Written request:
Write out every entry word for word.

Data for this exercise:

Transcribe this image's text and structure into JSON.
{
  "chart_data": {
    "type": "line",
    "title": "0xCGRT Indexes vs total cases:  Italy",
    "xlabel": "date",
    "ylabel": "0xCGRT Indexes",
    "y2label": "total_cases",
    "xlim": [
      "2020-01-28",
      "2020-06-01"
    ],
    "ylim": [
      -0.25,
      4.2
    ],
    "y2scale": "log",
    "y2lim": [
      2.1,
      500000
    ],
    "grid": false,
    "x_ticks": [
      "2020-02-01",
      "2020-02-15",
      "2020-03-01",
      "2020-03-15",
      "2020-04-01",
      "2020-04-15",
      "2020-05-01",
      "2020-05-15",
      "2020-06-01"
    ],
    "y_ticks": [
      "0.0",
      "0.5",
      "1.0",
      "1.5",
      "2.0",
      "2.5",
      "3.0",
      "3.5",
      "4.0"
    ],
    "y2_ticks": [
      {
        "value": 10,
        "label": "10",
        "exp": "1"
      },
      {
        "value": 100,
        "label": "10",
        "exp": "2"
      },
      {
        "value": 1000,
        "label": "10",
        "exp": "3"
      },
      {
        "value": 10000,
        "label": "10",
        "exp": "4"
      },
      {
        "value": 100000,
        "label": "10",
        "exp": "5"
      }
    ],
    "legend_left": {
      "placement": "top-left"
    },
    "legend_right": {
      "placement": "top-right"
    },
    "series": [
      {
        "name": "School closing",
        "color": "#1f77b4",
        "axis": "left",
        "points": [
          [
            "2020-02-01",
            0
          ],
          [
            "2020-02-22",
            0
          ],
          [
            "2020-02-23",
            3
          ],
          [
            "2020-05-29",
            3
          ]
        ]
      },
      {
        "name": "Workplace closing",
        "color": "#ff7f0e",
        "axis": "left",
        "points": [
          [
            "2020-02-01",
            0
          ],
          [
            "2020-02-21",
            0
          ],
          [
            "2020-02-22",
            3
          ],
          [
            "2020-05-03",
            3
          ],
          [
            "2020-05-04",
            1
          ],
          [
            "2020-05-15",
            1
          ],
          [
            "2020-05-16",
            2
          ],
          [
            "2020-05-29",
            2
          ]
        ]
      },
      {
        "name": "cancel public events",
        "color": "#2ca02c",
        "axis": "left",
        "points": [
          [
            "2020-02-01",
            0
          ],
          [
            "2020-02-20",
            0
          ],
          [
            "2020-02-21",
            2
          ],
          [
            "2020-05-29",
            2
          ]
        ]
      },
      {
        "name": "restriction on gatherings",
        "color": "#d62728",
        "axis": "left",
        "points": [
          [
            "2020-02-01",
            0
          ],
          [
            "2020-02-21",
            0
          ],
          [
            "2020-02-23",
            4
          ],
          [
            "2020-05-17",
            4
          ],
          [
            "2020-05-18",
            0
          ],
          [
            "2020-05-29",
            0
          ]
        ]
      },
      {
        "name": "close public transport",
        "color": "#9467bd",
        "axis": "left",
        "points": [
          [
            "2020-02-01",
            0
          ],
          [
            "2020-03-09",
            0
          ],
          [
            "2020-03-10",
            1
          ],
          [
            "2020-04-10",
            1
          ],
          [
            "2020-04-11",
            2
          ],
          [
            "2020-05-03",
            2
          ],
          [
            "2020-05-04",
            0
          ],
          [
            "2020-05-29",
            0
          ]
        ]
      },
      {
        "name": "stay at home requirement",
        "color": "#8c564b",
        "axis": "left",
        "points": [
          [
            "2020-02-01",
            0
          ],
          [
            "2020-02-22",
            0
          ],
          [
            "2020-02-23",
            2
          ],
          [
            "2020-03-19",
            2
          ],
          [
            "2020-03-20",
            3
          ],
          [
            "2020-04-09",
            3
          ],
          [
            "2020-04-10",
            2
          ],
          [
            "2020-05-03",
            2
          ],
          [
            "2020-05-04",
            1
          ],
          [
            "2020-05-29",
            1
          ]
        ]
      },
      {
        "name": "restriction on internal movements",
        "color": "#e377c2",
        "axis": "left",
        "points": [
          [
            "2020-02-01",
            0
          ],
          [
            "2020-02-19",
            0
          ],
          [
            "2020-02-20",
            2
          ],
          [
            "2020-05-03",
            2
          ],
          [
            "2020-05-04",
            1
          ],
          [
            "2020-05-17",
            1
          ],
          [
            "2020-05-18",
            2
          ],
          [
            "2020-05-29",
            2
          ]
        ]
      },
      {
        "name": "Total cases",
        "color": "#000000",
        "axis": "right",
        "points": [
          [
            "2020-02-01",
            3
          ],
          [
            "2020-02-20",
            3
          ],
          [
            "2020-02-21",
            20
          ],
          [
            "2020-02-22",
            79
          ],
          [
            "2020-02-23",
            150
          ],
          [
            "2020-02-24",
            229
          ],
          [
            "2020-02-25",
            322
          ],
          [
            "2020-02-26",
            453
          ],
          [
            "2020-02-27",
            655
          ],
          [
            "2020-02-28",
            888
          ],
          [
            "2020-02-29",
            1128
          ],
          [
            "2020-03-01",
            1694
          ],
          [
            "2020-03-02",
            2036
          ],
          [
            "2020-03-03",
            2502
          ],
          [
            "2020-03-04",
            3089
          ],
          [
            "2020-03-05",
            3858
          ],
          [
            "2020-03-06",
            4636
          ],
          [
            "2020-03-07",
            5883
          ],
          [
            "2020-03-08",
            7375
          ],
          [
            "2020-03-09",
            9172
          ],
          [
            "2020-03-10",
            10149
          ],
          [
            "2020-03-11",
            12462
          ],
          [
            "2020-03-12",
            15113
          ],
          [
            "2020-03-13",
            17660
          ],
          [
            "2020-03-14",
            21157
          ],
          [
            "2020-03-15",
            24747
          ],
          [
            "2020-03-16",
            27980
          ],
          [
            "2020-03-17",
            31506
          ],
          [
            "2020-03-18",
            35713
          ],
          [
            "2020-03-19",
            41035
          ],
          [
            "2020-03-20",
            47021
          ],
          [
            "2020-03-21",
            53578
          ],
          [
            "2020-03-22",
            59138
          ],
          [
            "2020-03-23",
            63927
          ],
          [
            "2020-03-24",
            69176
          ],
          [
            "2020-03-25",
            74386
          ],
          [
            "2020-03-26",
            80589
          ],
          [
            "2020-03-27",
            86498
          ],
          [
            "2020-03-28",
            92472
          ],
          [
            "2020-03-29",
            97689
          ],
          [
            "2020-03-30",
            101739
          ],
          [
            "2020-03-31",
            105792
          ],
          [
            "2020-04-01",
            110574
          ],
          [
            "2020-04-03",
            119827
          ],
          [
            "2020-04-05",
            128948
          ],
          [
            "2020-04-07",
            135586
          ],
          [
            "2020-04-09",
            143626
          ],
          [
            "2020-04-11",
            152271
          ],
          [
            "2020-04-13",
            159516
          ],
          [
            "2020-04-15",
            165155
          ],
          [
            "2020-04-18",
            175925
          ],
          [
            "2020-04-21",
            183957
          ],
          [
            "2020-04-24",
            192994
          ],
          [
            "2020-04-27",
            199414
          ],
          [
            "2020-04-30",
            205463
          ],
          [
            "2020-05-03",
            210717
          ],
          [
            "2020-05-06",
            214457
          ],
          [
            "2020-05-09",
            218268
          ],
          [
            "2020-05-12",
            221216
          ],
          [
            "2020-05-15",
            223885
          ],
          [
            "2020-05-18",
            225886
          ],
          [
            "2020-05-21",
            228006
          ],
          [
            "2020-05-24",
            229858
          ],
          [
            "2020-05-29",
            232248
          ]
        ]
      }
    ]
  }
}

Answer:
Transcribe this image's text and structure into JSON.
{
  "chart_data": {
    "type": "line",
    "title": "0xCGRT Indexes vs total cases:  Italy",
    "xlabel": "date",
    "ylabel": "0xCGRT Indexes",
    "y2label": "total_cases",
    "xlim": [
      "2020-01-28",
      "2020-06-01"
    ],
    "ylim": [
      -0.25,
      4.2
    ],
    "y2scale": "log",
    "y2lim": [
      2.1,
      500000
    ],
    "grid": false,
    "x_ticks": [
      "2020-02-01",
      "2020-02-15",
      "2020-03-01",
      "2020-03-15",
      "2020-04-01",
      "2020-04-15",
      "2020-05-01",
      "2020-05-15",
      "2020-06-01"
    ],
    "y_ticks": [
      "0.0",
      "0.5",
      "1.0",
      "1.5",
      "2.0",
      "2.5",
      "3.0",
      "3.5",
      "4.0"
    ],
    "y2_ticks": [
      {
        "value": 10,
        "label": "10",
        "exp": "1"
      },
      {
        "value": 100,
        "label": "10",
        "exp": "2"
      },
      {
        "value": 1000,
        "label": "10",
        "exp": "3"
      },
      {
        "value": 10000,
        "label": "10",
        "exp": "4"
      },
      {
        "value": 100000,
        "label": "10",
        "exp": "5"
      }
    ],
    "legend_left": {
      "placement": "top-left"
    },
    "legend_right": {
      "placement": "top-right"
    },
    "series": [
      {
        "name": "School closing",
        "color": "#1f77b4",
        "axis": "left",
        "points": [
          [
            "2020-02-01",
            0
          ],
          [
            "2020-02-22",
            0
          ],
          [
            "2020-02-23",
            3
          ],
          [
            "2020-05-29",
            3
          ]
        ]
      },
      {
        "name": "Workplace closing",
        "color": "#ff7f0e",
        "axis": "left",
        "points": [
          [
            "2020-02-01",
            0
          ],
          [
            "2020-02-21",
            0
          ],
          [
            "2020-02-22",
            3
          ],
          [
            "2020-05-03",
            3
          ],
          [
            "2020-05-04",
            1
          ],
          [
            "2020-05-15",
            1
          ],
          [
            "2020-05-16",
            2
          ],
          [
            "2020-05-29",
            2
          ]
        ]
      },
      {
        "name": "cancel public events",
        "color": "#2ca02c",
        "axis": "left",
        "points": [
          [
            "2020-02-01",
            0
          ],
          [
            "2020-02-20",
            0
          ],
          [
            "2020-02-21",
            2
          ],
          [
            "2020-05-29",
            2
          ]
        ]
      },
      {
        "name": "restriction on gatherings",
        "color": "#d62728",
        "axis": "left",
        "points": [
          [
            "2020-02-01",
            0
          ],
          [
            "2020-02-21",
            0
          ],
          [
            "2020-02-23",
            4
          ],
          [
            "2020-05-17",
            4
          ],
          [
            "2020-05-18",
            0
          ],
          [
            "2020-05-29",
            0
          ]
        ]
      },
      {
        "name": "close public transport",
        "color": "#9467bd",
        "axis": "left",
        "points": [
          [
            "2020-02-01",
            0
          ],
          [
            "2020-03-09",
            0
          ],
          [
            "2020-03-10",
            1
          ],
          [
            "2020-04-10",
            1
          ],
          [
            "2020-04-11",
            2
          ],
          [
            "2020-05-03",
            2
          ],
          [
            "2020-05-04",
            0
          ],
          [
            "2020-05-29",
            0
          ]
        ]
      },
      {
        "name": "stay at home requirement",
        "color": "#8c564b",
        "axis": "left",
        "points": [
          [
            "2020-02-01",
            0
          ],
          [
            "2020-02-22",
            0
          ],
          [
            "2020-02-23",
            2
          ],
          [
            "2020-03-19",
            2
          ],
          [
            "2020-03-20",
            3
          ],
          [
            "2020-04-09",
            3
          ],
          [
            "2020-04-10",
            2
          ],
          [
            "2020-05-03",
            2
          ],
          [
            "2020-05-04",
            1
          ],
          [
            "2020-05-29",
            1
          ]
        ]
      },
      {
        "name": "restriction on internal movements",
        "color": "#e377c2",
        "axis": "left",
        "points": [
          [
            "2020-02-01",
            0
          ],
          [
            "2020-02-19",
            0
          ],
          [
            "2020-02-20",
            2
          ],
          [
            "2020-05-03",
            2
          ],
          [
            "2020-05-04",
            1
          ],
          [
            "2020-05-17",
            1
          ],
          [
            "2020-05-18",
            2
          ],
          [
            "2020-05-29",
            2
          ]
        ]
      },
      {
        "name": "Total cases",
        "color": "#000000",
        "axis": "right",
        "points": [
          [
            "2020-02-01",
            3
          ],
          [
            "2020-02-20",
            3
          ],
          [
            "2020-02-21",
            20
          ],
          [
            "2020-02-22",
            79
          ],
          [
            "2020-02-23",
            150
          ],
          [
            "2020-02-24",
            229
          ],
          [
            "2020-02-25",
            322
          ],
          [
            "2020-02-26",
            453
          ],
          [
            "2020-02-27",
            655
          ],
          [
            "2020-02-28",
            888
          ],
          [
            "2020-02-29",
            1128
          ],
          [
            "2020-03-01",
            1694
          ],
          [
            "2020-03-02",
            2036
          ],
          [
            "2020-03-03",
            2502
          ],
          [
            "2020-03-04",
            3089
          ],
          [
            "2020-03-05",
            3858
          ],
          [
            "2020-03-06",
            4636
          ],
          [
            "2020-03-07",
            5883
          ],
          [
            "2020-03-08",
            7375
          ],
          [
            "2020-03-09",
            9172
          ],
          [
            "2020-03-10",
            10149
          ],
          [
            "2020-03-11",
            12462
          ],
          [
            "2020-03-12",
            15113
          ],
          [
            "2020-03-13",
            17660
          ],
          [
            "2020-03-14",
            21157
          ],
          [
            "2020-03-15",
            24747
          ],
          [
            "2020-03-16",
            27980
          ],
          [
            "2020-03-17",
            31506
          ],
          [
            "2020-03-18",
            35713
          ],
          [
            "2020-03-19",
            41035
          ],
          [
            "2020-03-20",
            47021
          ],
          [
            "2020-03-21",
            53578
          ],
          [
            "2020-03-22",
            59138
          ],
          [
            "2020-03-23",
            63927
          ],
          [
            "2020-03-24",
            69176
          ],
          [
            "2020-03-25",
            74386
          ],
          [
            "2020-03-26",
            80589
          ],
          [
            "2020-03-27",
            86498
          ],
          [
            "2020-03-28",
            92472
          ],
          [
            "2020-03-29",
            97689
          ],
          [
            "2020-03-30",
            101739
          ],
          [
            "2020-03-31",
            105792
          ],
          [
            "2020-04-01",
            110574
          ],
          [
            "2020-04-03",
            119827
          ],
          [
            "2020-04-05",
            128948
          ],
          [
            "2020-04-07",
            135586
          ],
          [
            "2020-04-09",
            143626
          ],
          [
            "2020-04-11",
            152271
          ],
          [
            "2020-04-13",
            159516
          ],
          [
            "2020-04-15",
            165155
          ],
          [
            "2020-04-18",
            175925
          ],
          [
            "2020-04-21",
            183957
          ],
          [
            "2020-04-24",
            192994
          ],
          [
            "2020-04-27",
            199414
          ],
          [
            "2020-04-30",
            205463
          ],
          [
            "2020-05-03",
            210717
          ],
          [
            "2020-05-06",
            214457
          ],
          [
            "2020-05-09",
            218268
          ],
          [
            "2020-05-12",
            221216
          ],
          [
            "2020-05-15",
            223885
          ],
          [
            "2020-05-18",
            225886
          ],
          [
            "2020-05-21",
            228006
          ],
          [
            "2020-05-24",
            229858
          ],
          [
            "2020-05-29",
            232248
          ]
        ]
      }
    ]
  }
}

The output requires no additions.